• [EXTRACTED ENTRIES]:
########
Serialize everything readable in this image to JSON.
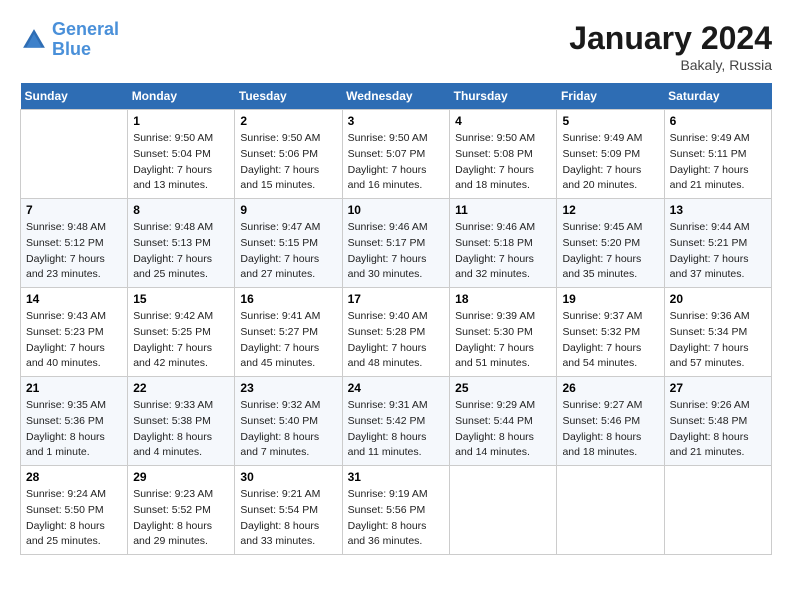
{
  "header": {
    "logo_line1": "General",
    "logo_line2": "Blue",
    "month": "January 2024",
    "location": "Bakaly, Russia"
  },
  "weekdays": [
    "Sunday",
    "Monday",
    "Tuesday",
    "Wednesday",
    "Thursday",
    "Friday",
    "Saturday"
  ],
  "weeks": [
    [
      {
        "day": "",
        "sunrise": "",
        "sunset": "",
        "daylight": ""
      },
      {
        "day": "1",
        "sunrise": "Sunrise: 9:50 AM",
        "sunset": "Sunset: 5:04 PM",
        "daylight": "Daylight: 7 hours and 13 minutes."
      },
      {
        "day": "2",
        "sunrise": "Sunrise: 9:50 AM",
        "sunset": "Sunset: 5:06 PM",
        "daylight": "Daylight: 7 hours and 15 minutes."
      },
      {
        "day": "3",
        "sunrise": "Sunrise: 9:50 AM",
        "sunset": "Sunset: 5:07 PM",
        "daylight": "Daylight: 7 hours and 16 minutes."
      },
      {
        "day": "4",
        "sunrise": "Sunrise: 9:50 AM",
        "sunset": "Sunset: 5:08 PM",
        "daylight": "Daylight: 7 hours and 18 minutes."
      },
      {
        "day": "5",
        "sunrise": "Sunrise: 9:49 AM",
        "sunset": "Sunset: 5:09 PM",
        "daylight": "Daylight: 7 hours and 20 minutes."
      },
      {
        "day": "6",
        "sunrise": "Sunrise: 9:49 AM",
        "sunset": "Sunset: 5:11 PM",
        "daylight": "Daylight: 7 hours and 21 minutes."
      }
    ],
    [
      {
        "day": "7",
        "sunrise": "Sunrise: 9:48 AM",
        "sunset": "Sunset: 5:12 PM",
        "daylight": "Daylight: 7 hours and 23 minutes."
      },
      {
        "day": "8",
        "sunrise": "Sunrise: 9:48 AM",
        "sunset": "Sunset: 5:13 PM",
        "daylight": "Daylight: 7 hours and 25 minutes."
      },
      {
        "day": "9",
        "sunrise": "Sunrise: 9:47 AM",
        "sunset": "Sunset: 5:15 PM",
        "daylight": "Daylight: 7 hours and 27 minutes."
      },
      {
        "day": "10",
        "sunrise": "Sunrise: 9:46 AM",
        "sunset": "Sunset: 5:17 PM",
        "daylight": "Daylight: 7 hours and 30 minutes."
      },
      {
        "day": "11",
        "sunrise": "Sunrise: 9:46 AM",
        "sunset": "Sunset: 5:18 PM",
        "daylight": "Daylight: 7 hours and 32 minutes."
      },
      {
        "day": "12",
        "sunrise": "Sunrise: 9:45 AM",
        "sunset": "Sunset: 5:20 PM",
        "daylight": "Daylight: 7 hours and 35 minutes."
      },
      {
        "day": "13",
        "sunrise": "Sunrise: 9:44 AM",
        "sunset": "Sunset: 5:21 PM",
        "daylight": "Daylight: 7 hours and 37 minutes."
      }
    ],
    [
      {
        "day": "14",
        "sunrise": "Sunrise: 9:43 AM",
        "sunset": "Sunset: 5:23 PM",
        "daylight": "Daylight: 7 hours and 40 minutes."
      },
      {
        "day": "15",
        "sunrise": "Sunrise: 9:42 AM",
        "sunset": "Sunset: 5:25 PM",
        "daylight": "Daylight: 7 hours and 42 minutes."
      },
      {
        "day": "16",
        "sunrise": "Sunrise: 9:41 AM",
        "sunset": "Sunset: 5:27 PM",
        "daylight": "Daylight: 7 hours and 45 minutes."
      },
      {
        "day": "17",
        "sunrise": "Sunrise: 9:40 AM",
        "sunset": "Sunset: 5:28 PM",
        "daylight": "Daylight: 7 hours and 48 minutes."
      },
      {
        "day": "18",
        "sunrise": "Sunrise: 9:39 AM",
        "sunset": "Sunset: 5:30 PM",
        "daylight": "Daylight: 7 hours and 51 minutes."
      },
      {
        "day": "19",
        "sunrise": "Sunrise: 9:37 AM",
        "sunset": "Sunset: 5:32 PM",
        "daylight": "Daylight: 7 hours and 54 minutes."
      },
      {
        "day": "20",
        "sunrise": "Sunrise: 9:36 AM",
        "sunset": "Sunset: 5:34 PM",
        "daylight": "Daylight: 7 hours and 57 minutes."
      }
    ],
    [
      {
        "day": "21",
        "sunrise": "Sunrise: 9:35 AM",
        "sunset": "Sunset: 5:36 PM",
        "daylight": "Daylight: 8 hours and 1 minute."
      },
      {
        "day": "22",
        "sunrise": "Sunrise: 9:33 AM",
        "sunset": "Sunset: 5:38 PM",
        "daylight": "Daylight: 8 hours and 4 minutes."
      },
      {
        "day": "23",
        "sunrise": "Sunrise: 9:32 AM",
        "sunset": "Sunset: 5:40 PM",
        "daylight": "Daylight: 8 hours and 7 minutes."
      },
      {
        "day": "24",
        "sunrise": "Sunrise: 9:31 AM",
        "sunset": "Sunset: 5:42 PM",
        "daylight": "Daylight: 8 hours and 11 minutes."
      },
      {
        "day": "25",
        "sunrise": "Sunrise: 9:29 AM",
        "sunset": "Sunset: 5:44 PM",
        "daylight": "Daylight: 8 hours and 14 minutes."
      },
      {
        "day": "26",
        "sunrise": "Sunrise: 9:27 AM",
        "sunset": "Sunset: 5:46 PM",
        "daylight": "Daylight: 8 hours and 18 minutes."
      },
      {
        "day": "27",
        "sunrise": "Sunrise: 9:26 AM",
        "sunset": "Sunset: 5:48 PM",
        "daylight": "Daylight: 8 hours and 21 minutes."
      }
    ],
    [
      {
        "day": "28",
        "sunrise": "Sunrise: 9:24 AM",
        "sunset": "Sunset: 5:50 PM",
        "daylight": "Daylight: 8 hours and 25 minutes."
      },
      {
        "day": "29",
        "sunrise": "Sunrise: 9:23 AM",
        "sunset": "Sunset: 5:52 PM",
        "daylight": "Daylight: 8 hours and 29 minutes."
      },
      {
        "day": "30",
        "sunrise": "Sunrise: 9:21 AM",
        "sunset": "Sunset: 5:54 PM",
        "daylight": "Daylight: 8 hours and 33 minutes."
      },
      {
        "day": "31",
        "sunrise": "Sunrise: 9:19 AM",
        "sunset": "Sunset: 5:56 PM",
        "daylight": "Daylight: 8 hours and 36 minutes."
      },
      {
        "day": "",
        "sunrise": "",
        "sunset": "",
        "daylight": ""
      },
      {
        "day": "",
        "sunrise": "",
        "sunset": "",
        "daylight": ""
      },
      {
        "day": "",
        "sunrise": "",
        "sunset": "",
        "daylight": ""
      }
    ]
  ]
}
########
• [PROMPT]: All entries must be written out again exactly as given, with no pictures in the copy.

• [EXERCISE OUTPUT]:
Serialize everything readable in this image to JSON.
{
  "header": {
    "logo_line1": "General",
    "logo_line2": "Blue",
    "month": "January 2024",
    "location": "Bakaly, Russia"
  },
  "weekdays": [
    "Sunday",
    "Monday",
    "Tuesday",
    "Wednesday",
    "Thursday",
    "Friday",
    "Saturday"
  ],
  "weeks": [
    [
      {
        "day": "",
        "sunrise": "",
        "sunset": "",
        "daylight": ""
      },
      {
        "day": "1",
        "sunrise": "Sunrise: 9:50 AM",
        "sunset": "Sunset: 5:04 PM",
        "daylight": "Daylight: 7 hours and 13 minutes."
      },
      {
        "day": "2",
        "sunrise": "Sunrise: 9:50 AM",
        "sunset": "Sunset: 5:06 PM",
        "daylight": "Daylight: 7 hours and 15 minutes."
      },
      {
        "day": "3",
        "sunrise": "Sunrise: 9:50 AM",
        "sunset": "Sunset: 5:07 PM",
        "daylight": "Daylight: 7 hours and 16 minutes."
      },
      {
        "day": "4",
        "sunrise": "Sunrise: 9:50 AM",
        "sunset": "Sunset: 5:08 PM",
        "daylight": "Daylight: 7 hours and 18 minutes."
      },
      {
        "day": "5",
        "sunrise": "Sunrise: 9:49 AM",
        "sunset": "Sunset: 5:09 PM",
        "daylight": "Daylight: 7 hours and 20 minutes."
      },
      {
        "day": "6",
        "sunrise": "Sunrise: 9:49 AM",
        "sunset": "Sunset: 5:11 PM",
        "daylight": "Daylight: 7 hours and 21 minutes."
      }
    ],
    [
      {
        "day": "7",
        "sunrise": "Sunrise: 9:48 AM",
        "sunset": "Sunset: 5:12 PM",
        "daylight": "Daylight: 7 hours and 23 minutes."
      },
      {
        "day": "8",
        "sunrise": "Sunrise: 9:48 AM",
        "sunset": "Sunset: 5:13 PM",
        "daylight": "Daylight: 7 hours and 25 minutes."
      },
      {
        "day": "9",
        "sunrise": "Sunrise: 9:47 AM",
        "sunset": "Sunset: 5:15 PM",
        "daylight": "Daylight: 7 hours and 27 minutes."
      },
      {
        "day": "10",
        "sunrise": "Sunrise: 9:46 AM",
        "sunset": "Sunset: 5:17 PM",
        "daylight": "Daylight: 7 hours and 30 minutes."
      },
      {
        "day": "11",
        "sunrise": "Sunrise: 9:46 AM",
        "sunset": "Sunset: 5:18 PM",
        "daylight": "Daylight: 7 hours and 32 minutes."
      },
      {
        "day": "12",
        "sunrise": "Sunrise: 9:45 AM",
        "sunset": "Sunset: 5:20 PM",
        "daylight": "Daylight: 7 hours and 35 minutes."
      },
      {
        "day": "13",
        "sunrise": "Sunrise: 9:44 AM",
        "sunset": "Sunset: 5:21 PM",
        "daylight": "Daylight: 7 hours and 37 minutes."
      }
    ],
    [
      {
        "day": "14",
        "sunrise": "Sunrise: 9:43 AM",
        "sunset": "Sunset: 5:23 PM",
        "daylight": "Daylight: 7 hours and 40 minutes."
      },
      {
        "day": "15",
        "sunrise": "Sunrise: 9:42 AM",
        "sunset": "Sunset: 5:25 PM",
        "daylight": "Daylight: 7 hours and 42 minutes."
      },
      {
        "day": "16",
        "sunrise": "Sunrise: 9:41 AM",
        "sunset": "Sunset: 5:27 PM",
        "daylight": "Daylight: 7 hours and 45 minutes."
      },
      {
        "day": "17",
        "sunrise": "Sunrise: 9:40 AM",
        "sunset": "Sunset: 5:28 PM",
        "daylight": "Daylight: 7 hours and 48 minutes."
      },
      {
        "day": "18",
        "sunrise": "Sunrise: 9:39 AM",
        "sunset": "Sunset: 5:30 PM",
        "daylight": "Daylight: 7 hours and 51 minutes."
      },
      {
        "day": "19",
        "sunrise": "Sunrise: 9:37 AM",
        "sunset": "Sunset: 5:32 PM",
        "daylight": "Daylight: 7 hours and 54 minutes."
      },
      {
        "day": "20",
        "sunrise": "Sunrise: 9:36 AM",
        "sunset": "Sunset: 5:34 PM",
        "daylight": "Daylight: 7 hours and 57 minutes."
      }
    ],
    [
      {
        "day": "21",
        "sunrise": "Sunrise: 9:35 AM",
        "sunset": "Sunset: 5:36 PM",
        "daylight": "Daylight: 8 hours and 1 minute."
      },
      {
        "day": "22",
        "sunrise": "Sunrise: 9:33 AM",
        "sunset": "Sunset: 5:38 PM",
        "daylight": "Daylight: 8 hours and 4 minutes."
      },
      {
        "day": "23",
        "sunrise": "Sunrise: 9:32 AM",
        "sunset": "Sunset: 5:40 PM",
        "daylight": "Daylight: 8 hours and 7 minutes."
      },
      {
        "day": "24",
        "sunrise": "Sunrise: 9:31 AM",
        "sunset": "Sunset: 5:42 PM",
        "daylight": "Daylight: 8 hours and 11 minutes."
      },
      {
        "day": "25",
        "sunrise": "Sunrise: 9:29 AM",
        "sunset": "Sunset: 5:44 PM",
        "daylight": "Daylight: 8 hours and 14 minutes."
      },
      {
        "day": "26",
        "sunrise": "Sunrise: 9:27 AM",
        "sunset": "Sunset: 5:46 PM",
        "daylight": "Daylight: 8 hours and 18 minutes."
      },
      {
        "day": "27",
        "sunrise": "Sunrise: 9:26 AM",
        "sunset": "Sunset: 5:48 PM",
        "daylight": "Daylight: 8 hours and 21 minutes."
      }
    ],
    [
      {
        "day": "28",
        "sunrise": "Sunrise: 9:24 AM",
        "sunset": "Sunset: 5:50 PM",
        "daylight": "Daylight: 8 hours and 25 minutes."
      },
      {
        "day": "29",
        "sunrise": "Sunrise: 9:23 AM",
        "sunset": "Sunset: 5:52 PM",
        "daylight": "Daylight: 8 hours and 29 minutes."
      },
      {
        "day": "30",
        "sunrise": "Sunrise: 9:21 AM",
        "sunset": "Sunset: 5:54 PM",
        "daylight": "Daylight: 8 hours and 33 minutes."
      },
      {
        "day": "31",
        "sunrise": "Sunrise: 9:19 AM",
        "sunset": "Sunset: 5:56 PM",
        "daylight": "Daylight: 8 hours and 36 minutes."
      },
      {
        "day": "",
        "sunrise": "",
        "sunset": "",
        "daylight": ""
      },
      {
        "day": "",
        "sunrise": "",
        "sunset": "",
        "daylight": ""
      },
      {
        "day": "",
        "sunrise": "",
        "sunset": "",
        "daylight": ""
      }
    ]
  ]
}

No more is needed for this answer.